• **GOAL**
Check each line of the listing, and copy it if it contains the word "JSON".

• **ENTRIES PROVIDED**
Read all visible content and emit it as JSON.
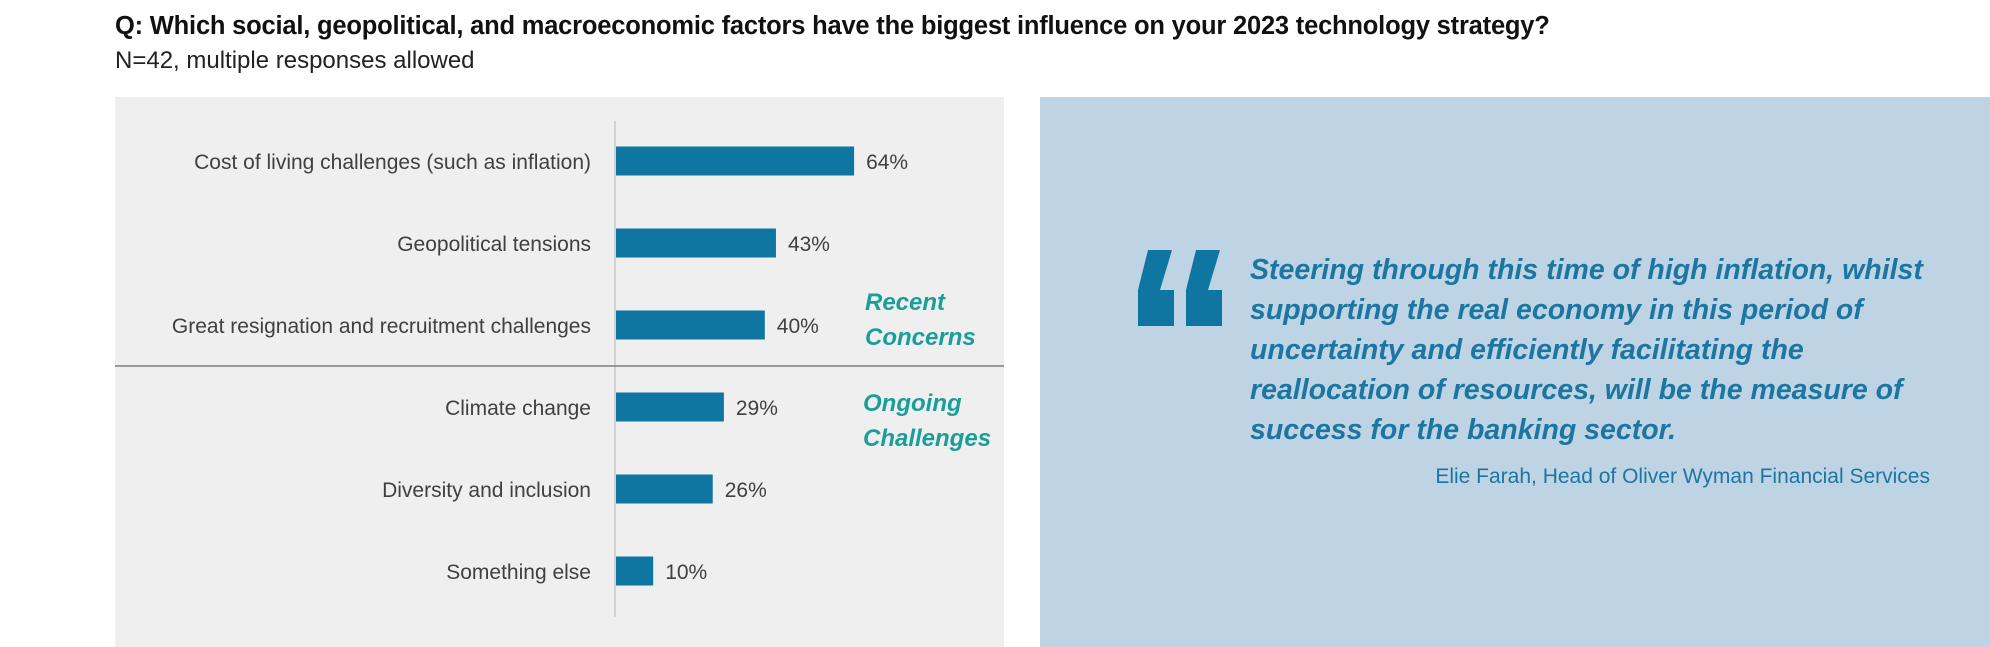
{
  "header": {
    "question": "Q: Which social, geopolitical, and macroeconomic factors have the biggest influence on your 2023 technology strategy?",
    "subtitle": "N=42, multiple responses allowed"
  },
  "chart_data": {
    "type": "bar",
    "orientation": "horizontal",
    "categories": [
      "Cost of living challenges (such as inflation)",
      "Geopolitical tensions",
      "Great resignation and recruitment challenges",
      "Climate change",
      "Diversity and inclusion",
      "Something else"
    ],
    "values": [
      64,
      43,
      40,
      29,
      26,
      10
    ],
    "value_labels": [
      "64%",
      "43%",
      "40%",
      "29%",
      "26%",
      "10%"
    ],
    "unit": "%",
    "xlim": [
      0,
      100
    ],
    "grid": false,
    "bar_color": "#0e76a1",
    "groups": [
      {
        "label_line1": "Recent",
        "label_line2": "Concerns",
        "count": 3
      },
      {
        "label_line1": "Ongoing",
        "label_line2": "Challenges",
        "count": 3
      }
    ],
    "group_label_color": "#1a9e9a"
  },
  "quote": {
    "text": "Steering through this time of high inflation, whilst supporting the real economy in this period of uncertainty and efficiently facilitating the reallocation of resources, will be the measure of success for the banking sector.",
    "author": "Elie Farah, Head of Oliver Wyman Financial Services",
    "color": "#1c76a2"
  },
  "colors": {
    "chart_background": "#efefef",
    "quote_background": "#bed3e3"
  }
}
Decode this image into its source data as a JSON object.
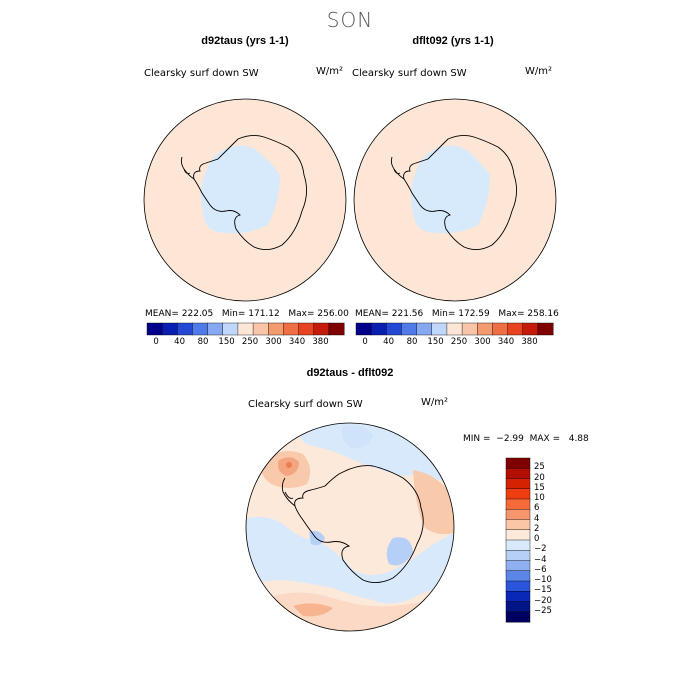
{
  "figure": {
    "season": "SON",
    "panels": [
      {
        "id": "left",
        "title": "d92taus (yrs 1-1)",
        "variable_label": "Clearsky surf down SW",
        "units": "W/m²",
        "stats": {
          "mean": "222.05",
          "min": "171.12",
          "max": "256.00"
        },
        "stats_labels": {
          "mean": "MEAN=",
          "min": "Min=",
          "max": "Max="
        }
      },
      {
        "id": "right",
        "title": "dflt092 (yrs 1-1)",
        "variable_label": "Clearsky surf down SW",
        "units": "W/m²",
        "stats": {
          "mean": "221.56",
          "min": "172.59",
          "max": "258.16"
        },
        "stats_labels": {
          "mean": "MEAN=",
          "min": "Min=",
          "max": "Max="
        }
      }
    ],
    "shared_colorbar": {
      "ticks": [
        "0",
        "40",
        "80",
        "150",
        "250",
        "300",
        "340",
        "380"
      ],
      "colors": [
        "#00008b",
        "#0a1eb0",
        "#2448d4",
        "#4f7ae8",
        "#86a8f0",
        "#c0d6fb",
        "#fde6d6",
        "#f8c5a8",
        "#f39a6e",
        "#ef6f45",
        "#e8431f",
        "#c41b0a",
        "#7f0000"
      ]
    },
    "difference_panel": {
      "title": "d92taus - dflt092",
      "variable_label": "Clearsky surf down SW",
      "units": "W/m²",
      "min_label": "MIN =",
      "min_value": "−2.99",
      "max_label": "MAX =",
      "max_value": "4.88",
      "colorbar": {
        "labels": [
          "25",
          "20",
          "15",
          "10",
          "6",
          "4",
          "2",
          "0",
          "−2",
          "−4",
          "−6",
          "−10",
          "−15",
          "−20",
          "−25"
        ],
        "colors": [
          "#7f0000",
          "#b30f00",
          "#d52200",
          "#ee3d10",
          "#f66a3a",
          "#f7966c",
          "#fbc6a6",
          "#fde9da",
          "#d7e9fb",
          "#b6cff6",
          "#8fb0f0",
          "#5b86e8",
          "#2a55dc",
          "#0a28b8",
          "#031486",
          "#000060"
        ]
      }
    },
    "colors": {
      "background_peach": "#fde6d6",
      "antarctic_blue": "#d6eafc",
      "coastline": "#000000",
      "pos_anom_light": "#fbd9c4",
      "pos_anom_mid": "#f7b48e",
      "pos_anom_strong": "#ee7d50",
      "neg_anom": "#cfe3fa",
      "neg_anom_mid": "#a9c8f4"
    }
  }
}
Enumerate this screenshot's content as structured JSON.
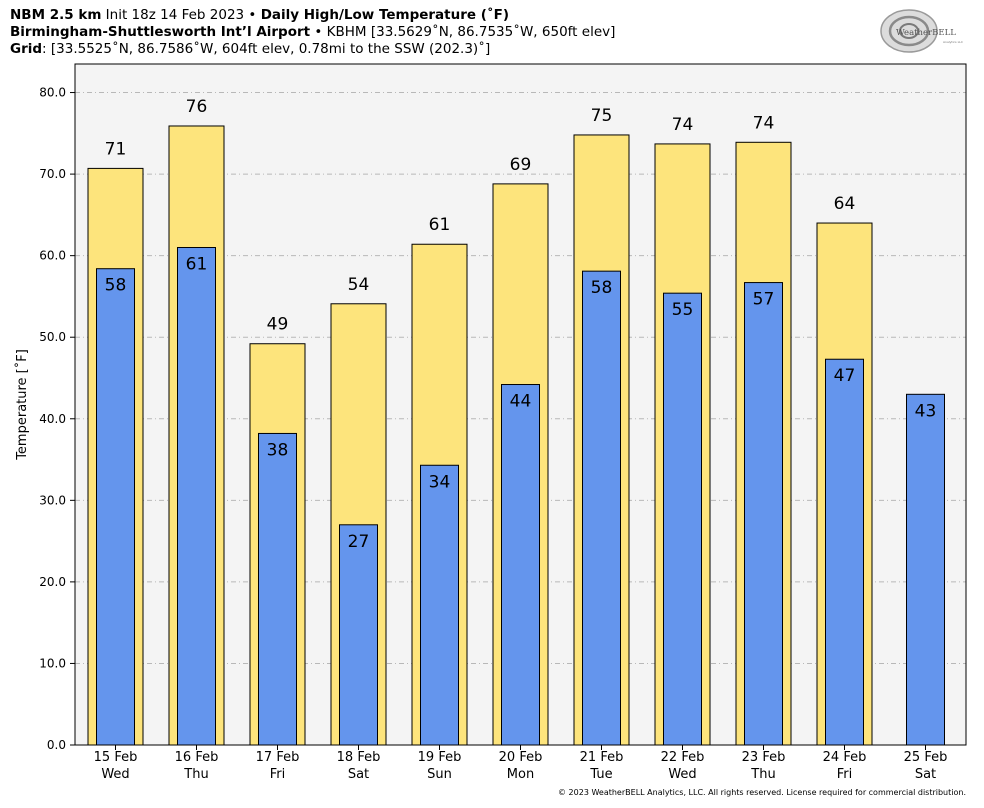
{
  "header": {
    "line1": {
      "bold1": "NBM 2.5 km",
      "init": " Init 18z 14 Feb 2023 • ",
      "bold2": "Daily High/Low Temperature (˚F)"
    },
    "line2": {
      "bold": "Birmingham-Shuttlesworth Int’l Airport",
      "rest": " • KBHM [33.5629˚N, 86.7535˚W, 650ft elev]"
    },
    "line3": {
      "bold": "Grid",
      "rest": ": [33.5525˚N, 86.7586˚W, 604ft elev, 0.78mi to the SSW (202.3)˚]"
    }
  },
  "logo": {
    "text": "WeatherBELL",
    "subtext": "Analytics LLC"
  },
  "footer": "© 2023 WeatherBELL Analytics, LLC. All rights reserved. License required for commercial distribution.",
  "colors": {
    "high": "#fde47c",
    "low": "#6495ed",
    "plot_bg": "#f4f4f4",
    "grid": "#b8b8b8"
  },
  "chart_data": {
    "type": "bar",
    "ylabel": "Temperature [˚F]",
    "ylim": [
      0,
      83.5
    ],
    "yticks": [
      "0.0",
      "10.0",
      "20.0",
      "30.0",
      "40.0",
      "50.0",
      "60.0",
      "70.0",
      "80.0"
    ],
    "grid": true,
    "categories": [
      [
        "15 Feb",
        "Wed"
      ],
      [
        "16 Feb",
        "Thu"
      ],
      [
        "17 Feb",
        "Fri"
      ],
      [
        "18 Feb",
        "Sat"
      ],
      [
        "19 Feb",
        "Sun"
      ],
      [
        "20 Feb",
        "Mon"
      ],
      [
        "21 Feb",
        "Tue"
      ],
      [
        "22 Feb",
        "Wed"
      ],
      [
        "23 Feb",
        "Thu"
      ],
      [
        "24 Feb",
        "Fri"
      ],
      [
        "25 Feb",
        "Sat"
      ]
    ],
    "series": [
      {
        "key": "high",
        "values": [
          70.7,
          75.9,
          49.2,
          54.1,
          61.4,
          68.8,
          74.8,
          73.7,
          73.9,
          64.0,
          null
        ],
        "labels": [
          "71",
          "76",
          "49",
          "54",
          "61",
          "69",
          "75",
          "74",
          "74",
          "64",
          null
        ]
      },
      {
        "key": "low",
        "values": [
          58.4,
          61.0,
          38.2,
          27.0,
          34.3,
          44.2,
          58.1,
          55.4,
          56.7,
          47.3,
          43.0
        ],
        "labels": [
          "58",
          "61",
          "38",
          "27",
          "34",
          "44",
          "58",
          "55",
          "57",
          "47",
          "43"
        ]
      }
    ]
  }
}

• **ANSWER TO THE EXERCISE**
Read all visible content and emit it as JSON.
Decode this image into its source data as a JSON object.
Enumerate this screenshot's content as structured JSON.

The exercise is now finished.